> **Given problem**
Pictures stay out; everything else in the records below is copied exactly.

__________________________________________________

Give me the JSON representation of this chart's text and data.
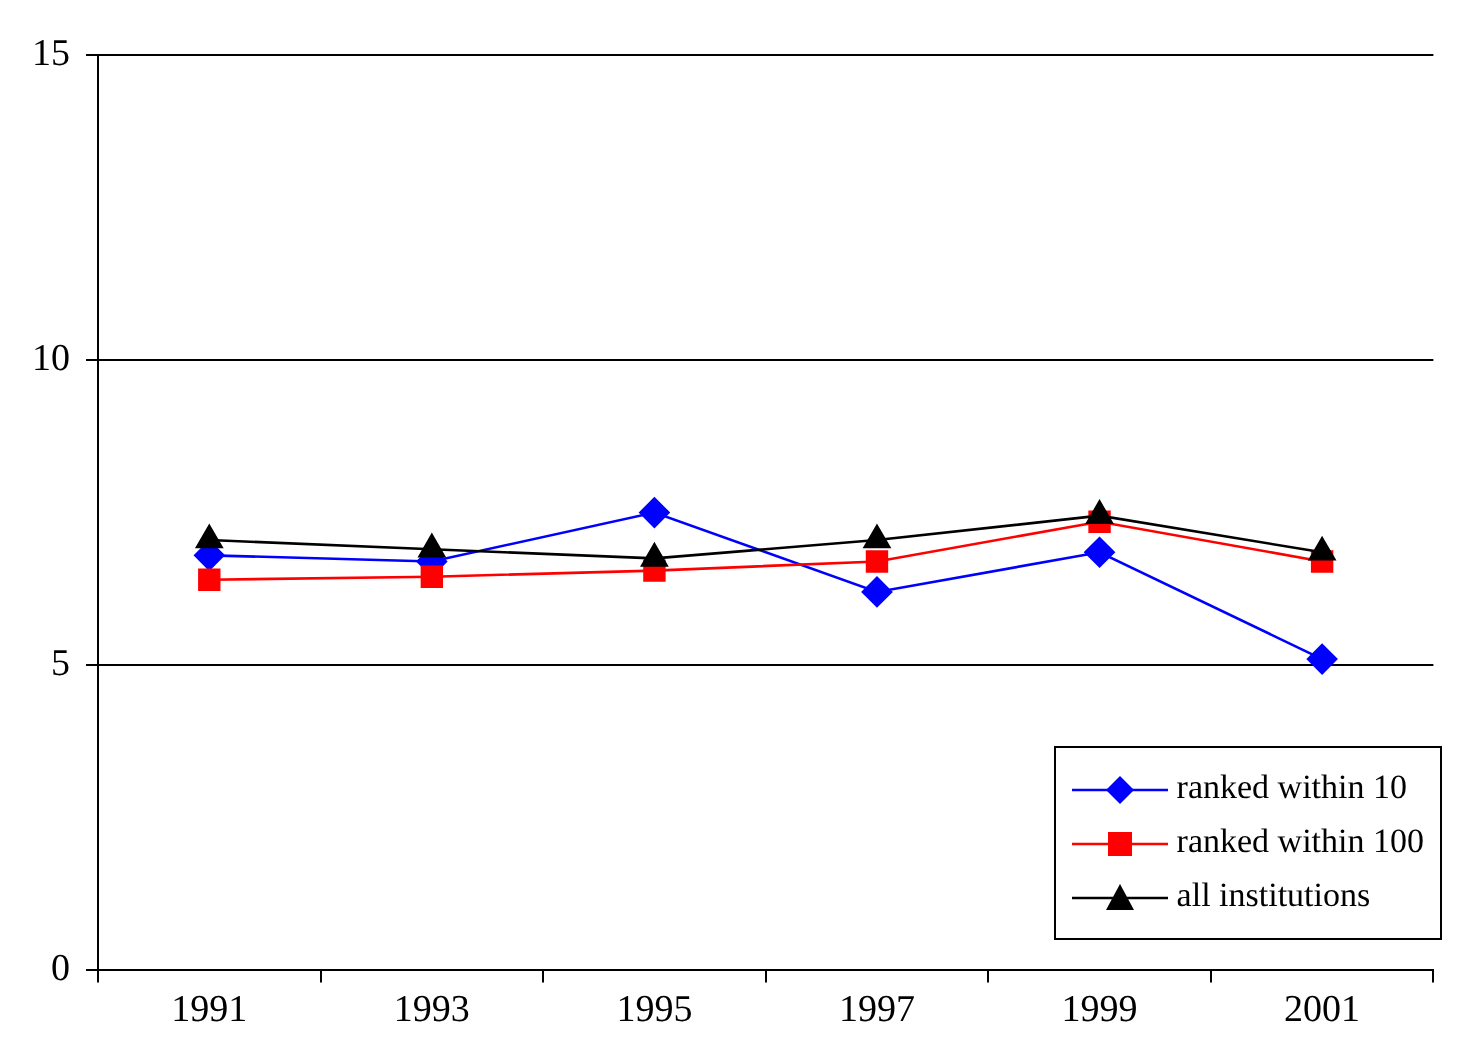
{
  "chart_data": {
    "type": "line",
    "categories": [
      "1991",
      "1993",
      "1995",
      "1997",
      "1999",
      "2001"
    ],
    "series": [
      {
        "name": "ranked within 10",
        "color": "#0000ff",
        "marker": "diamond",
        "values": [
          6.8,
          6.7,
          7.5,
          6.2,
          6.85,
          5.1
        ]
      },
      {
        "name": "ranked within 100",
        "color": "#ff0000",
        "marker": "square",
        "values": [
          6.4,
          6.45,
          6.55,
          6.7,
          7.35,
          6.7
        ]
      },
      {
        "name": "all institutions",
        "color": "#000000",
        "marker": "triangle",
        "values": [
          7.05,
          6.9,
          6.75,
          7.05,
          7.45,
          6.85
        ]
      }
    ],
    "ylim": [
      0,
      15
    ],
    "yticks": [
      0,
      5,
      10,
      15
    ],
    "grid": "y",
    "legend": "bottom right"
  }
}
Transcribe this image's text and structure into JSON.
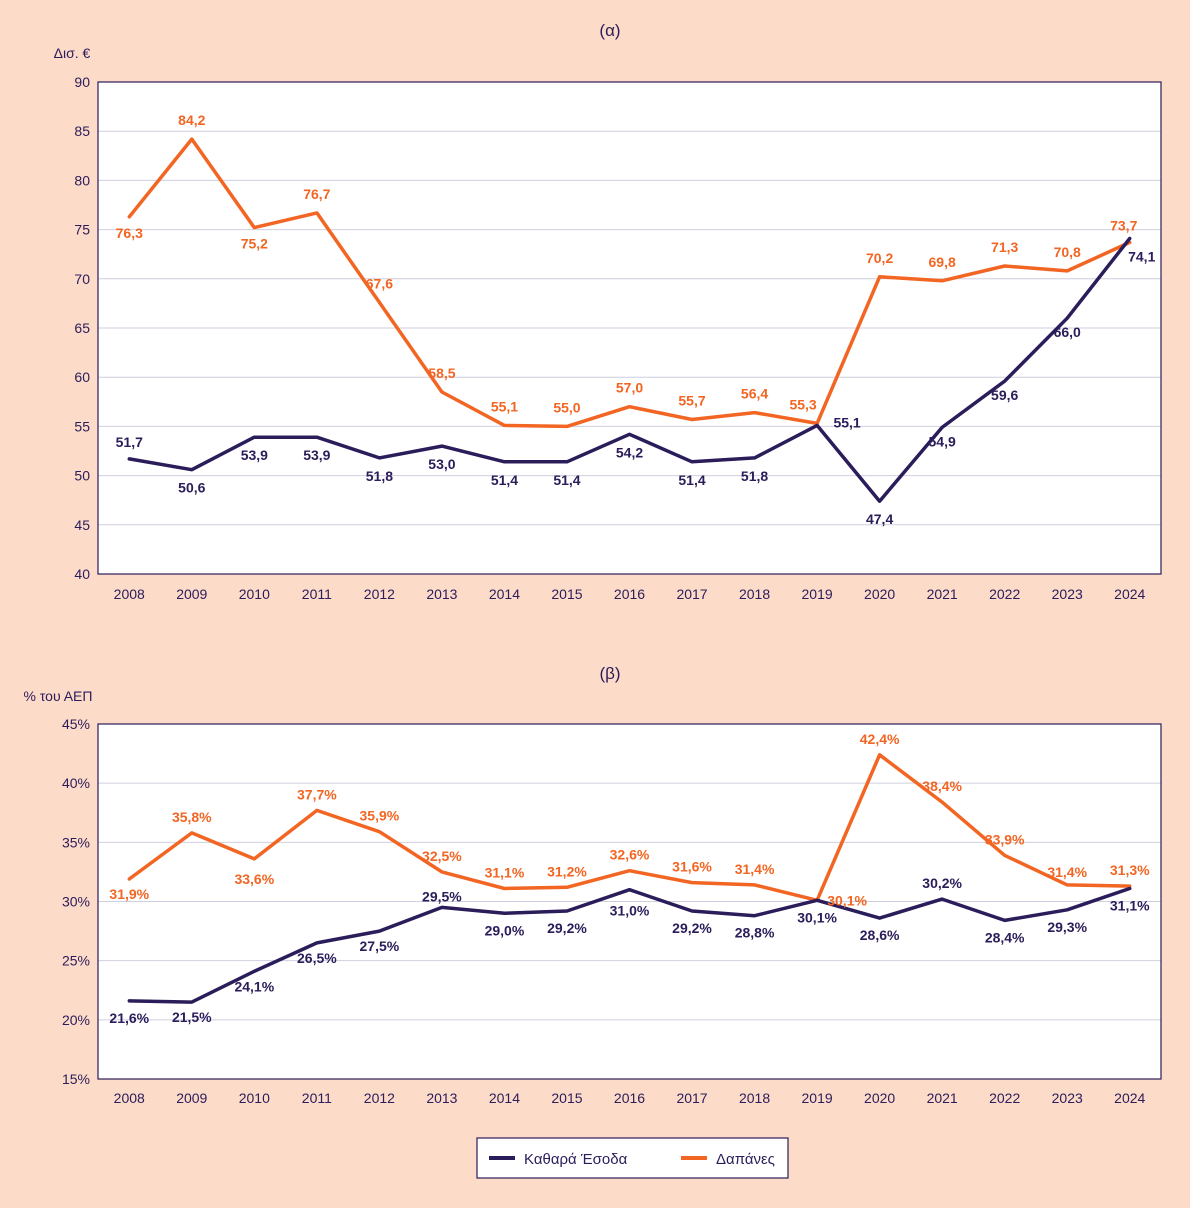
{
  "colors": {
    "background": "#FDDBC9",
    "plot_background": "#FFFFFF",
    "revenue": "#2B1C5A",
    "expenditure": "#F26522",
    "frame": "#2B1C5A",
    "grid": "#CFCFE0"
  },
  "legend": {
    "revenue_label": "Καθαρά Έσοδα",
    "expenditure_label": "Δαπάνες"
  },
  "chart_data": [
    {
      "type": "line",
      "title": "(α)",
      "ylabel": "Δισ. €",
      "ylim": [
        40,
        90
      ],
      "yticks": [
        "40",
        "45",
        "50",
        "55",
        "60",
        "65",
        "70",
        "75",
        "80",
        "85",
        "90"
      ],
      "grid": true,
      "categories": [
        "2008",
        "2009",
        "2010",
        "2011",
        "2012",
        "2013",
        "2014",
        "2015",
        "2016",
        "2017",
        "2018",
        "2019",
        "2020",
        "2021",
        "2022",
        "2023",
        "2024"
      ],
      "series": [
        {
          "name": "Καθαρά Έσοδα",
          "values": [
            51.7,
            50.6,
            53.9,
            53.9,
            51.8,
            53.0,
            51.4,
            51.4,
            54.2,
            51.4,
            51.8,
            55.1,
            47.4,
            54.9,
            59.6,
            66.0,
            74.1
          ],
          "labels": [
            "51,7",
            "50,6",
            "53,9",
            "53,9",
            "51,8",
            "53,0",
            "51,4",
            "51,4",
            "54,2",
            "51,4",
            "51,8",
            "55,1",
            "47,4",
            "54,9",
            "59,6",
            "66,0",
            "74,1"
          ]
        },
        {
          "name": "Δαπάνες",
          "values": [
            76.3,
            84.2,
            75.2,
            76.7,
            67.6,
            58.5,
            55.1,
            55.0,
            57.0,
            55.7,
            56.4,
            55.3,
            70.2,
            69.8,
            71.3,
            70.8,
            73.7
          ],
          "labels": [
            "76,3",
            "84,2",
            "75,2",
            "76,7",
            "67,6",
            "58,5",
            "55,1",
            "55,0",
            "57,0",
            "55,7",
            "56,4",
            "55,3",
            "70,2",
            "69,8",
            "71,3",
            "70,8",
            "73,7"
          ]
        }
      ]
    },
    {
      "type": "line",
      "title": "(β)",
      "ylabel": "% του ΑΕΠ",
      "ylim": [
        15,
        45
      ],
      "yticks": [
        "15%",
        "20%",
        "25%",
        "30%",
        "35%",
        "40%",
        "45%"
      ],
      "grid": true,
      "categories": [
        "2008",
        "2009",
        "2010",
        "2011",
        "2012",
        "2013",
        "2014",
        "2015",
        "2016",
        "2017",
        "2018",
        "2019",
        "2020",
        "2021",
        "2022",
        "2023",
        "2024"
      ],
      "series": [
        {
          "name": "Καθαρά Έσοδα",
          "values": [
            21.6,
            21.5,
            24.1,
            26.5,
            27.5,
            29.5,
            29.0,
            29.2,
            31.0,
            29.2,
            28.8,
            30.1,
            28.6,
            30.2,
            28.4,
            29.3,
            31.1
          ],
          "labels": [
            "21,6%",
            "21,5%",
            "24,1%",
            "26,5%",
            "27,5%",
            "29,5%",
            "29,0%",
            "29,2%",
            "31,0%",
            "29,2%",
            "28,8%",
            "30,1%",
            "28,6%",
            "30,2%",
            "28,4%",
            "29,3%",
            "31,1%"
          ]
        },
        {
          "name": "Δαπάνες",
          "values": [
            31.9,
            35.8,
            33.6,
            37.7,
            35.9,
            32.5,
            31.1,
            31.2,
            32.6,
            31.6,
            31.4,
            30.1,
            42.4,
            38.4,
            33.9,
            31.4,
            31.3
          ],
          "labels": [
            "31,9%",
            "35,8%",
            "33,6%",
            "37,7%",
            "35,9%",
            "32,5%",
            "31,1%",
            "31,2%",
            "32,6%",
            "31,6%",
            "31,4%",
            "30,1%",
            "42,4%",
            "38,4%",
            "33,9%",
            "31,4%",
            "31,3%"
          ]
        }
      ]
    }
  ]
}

__________________________________________________

> **Answer to the exercise**
Give me the JSON representation of this chart's text and data.
{
  "chart_data": {
    "type": "line",
    "categories": [
      "1991",
      "1993",
      "1995",
      "1997",
      "1999",
      "2001"
    ],
    "series": [
      {
        "name": "ranked within 10",
        "color": "#0000ff",
        "marker": "diamond",
        "values": [
          6.8,
          6.7,
          7.5,
          6.2,
          6.85,
          5.1
        ]
      },
      {
        "name": "ranked within 100",
        "color": "#ff0000",
        "marker": "square",
        "values": [
          6.4,
          6.45,
          6.55,
          6.7,
          7.35,
          6.7
        ]
      },
      {
        "name": "all institutions",
        "color": "#000000",
        "marker": "triangle",
        "values": [
          7.05,
          6.9,
          6.75,
          7.05,
          7.45,
          6.85
        ]
      }
    ],
    "ylim": [
      0,
      15
    ],
    "yticks": [
      0,
      5,
      10,
      15
    ],
    "grid": "y",
    "legend": "bottom right"
  }
}
Transcribe this image's text and structure into JSON.
{
  "colors": {
    "background": "#FDDBC9",
    "plot_background": "#FFFFFF",
    "revenue": "#2B1C5A",
    "expenditure": "#F26522",
    "frame": "#2B1C5A",
    "grid": "#CFCFE0"
  },
  "legend": {
    "revenue_label": "Καθαρά Έσοδα",
    "expenditure_label": "Δαπάνες"
  },
  "chart_data": [
    {
      "type": "line",
      "title": "(α)",
      "ylabel": "Δισ. €",
      "ylim": [
        40,
        90
      ],
      "yticks": [
        "40",
        "45",
        "50",
        "55",
        "60",
        "65",
        "70",
        "75",
        "80",
        "85",
        "90"
      ],
      "grid": true,
      "categories": [
        "2008",
        "2009",
        "2010",
        "2011",
        "2012",
        "2013",
        "2014",
        "2015",
        "2016",
        "2017",
        "2018",
        "2019",
        "2020",
        "2021",
        "2022",
        "2023",
        "2024"
      ],
      "series": [
        {
          "name": "Καθαρά Έσοδα",
          "values": [
            51.7,
            50.6,
            53.9,
            53.9,
            51.8,
            53.0,
            51.4,
            51.4,
            54.2,
            51.4,
            51.8,
            55.1,
            47.4,
            54.9,
            59.6,
            66.0,
            74.1
          ],
          "labels": [
            "51,7",
            "50,6",
            "53,9",
            "53,9",
            "51,8",
            "53,0",
            "51,4",
            "51,4",
            "54,2",
            "51,4",
            "51,8",
            "55,1",
            "47,4",
            "54,9",
            "59,6",
            "66,0",
            "74,1"
          ]
        },
        {
          "name": "Δαπάνες",
          "values": [
            76.3,
            84.2,
            75.2,
            76.7,
            67.6,
            58.5,
            55.1,
            55.0,
            57.0,
            55.7,
            56.4,
            55.3,
            70.2,
            69.8,
            71.3,
            70.8,
            73.7
          ],
          "labels": [
            "76,3",
            "84,2",
            "75,2",
            "76,7",
            "67,6",
            "58,5",
            "55,1",
            "55,0",
            "57,0",
            "55,7",
            "56,4",
            "55,3",
            "70,2",
            "69,8",
            "71,3",
            "70,8",
            "73,7"
          ]
        }
      ]
    },
    {
      "type": "line",
      "title": "(β)",
      "ylabel": "% του ΑΕΠ",
      "ylim": [
        15,
        45
      ],
      "yticks": [
        "15%",
        "20%",
        "25%",
        "30%",
        "35%",
        "40%",
        "45%"
      ],
      "grid": true,
      "categories": [
        "2008",
        "2009",
        "2010",
        "2011",
        "2012",
        "2013",
        "2014",
        "2015",
        "2016",
        "2017",
        "2018",
        "2019",
        "2020",
        "2021",
        "2022",
        "2023",
        "2024"
      ],
      "series": [
        {
          "name": "Καθαρά Έσοδα",
          "values": [
            21.6,
            21.5,
            24.1,
            26.5,
            27.5,
            29.5,
            29.0,
            29.2,
            31.0,
            29.2,
            28.8,
            30.1,
            28.6,
            30.2,
            28.4,
            29.3,
            31.1
          ],
          "labels": [
            "21,6%",
            "21,5%",
            "24,1%",
            "26,5%",
            "27,5%",
            "29,5%",
            "29,0%",
            "29,2%",
            "31,0%",
            "29,2%",
            "28,8%",
            "30,1%",
            "28,6%",
            "30,2%",
            "28,4%",
            "29,3%",
            "31,1%"
          ]
        },
        {
          "name": "Δαπάνες",
          "values": [
            31.9,
            35.8,
            33.6,
            37.7,
            35.9,
            32.5,
            31.1,
            31.2,
            32.6,
            31.6,
            31.4,
            30.1,
            42.4,
            38.4,
            33.9,
            31.4,
            31.3
          ],
          "labels": [
            "31,9%",
            "35,8%",
            "33,6%",
            "37,7%",
            "35,9%",
            "32,5%",
            "31,1%",
            "31,2%",
            "32,6%",
            "31,6%",
            "31,4%",
            "30,1%",
            "42,4%",
            "38,4%",
            "33,9%",
            "31,4%",
            "31,3%"
          ]
        }
      ]
    }
  ]
}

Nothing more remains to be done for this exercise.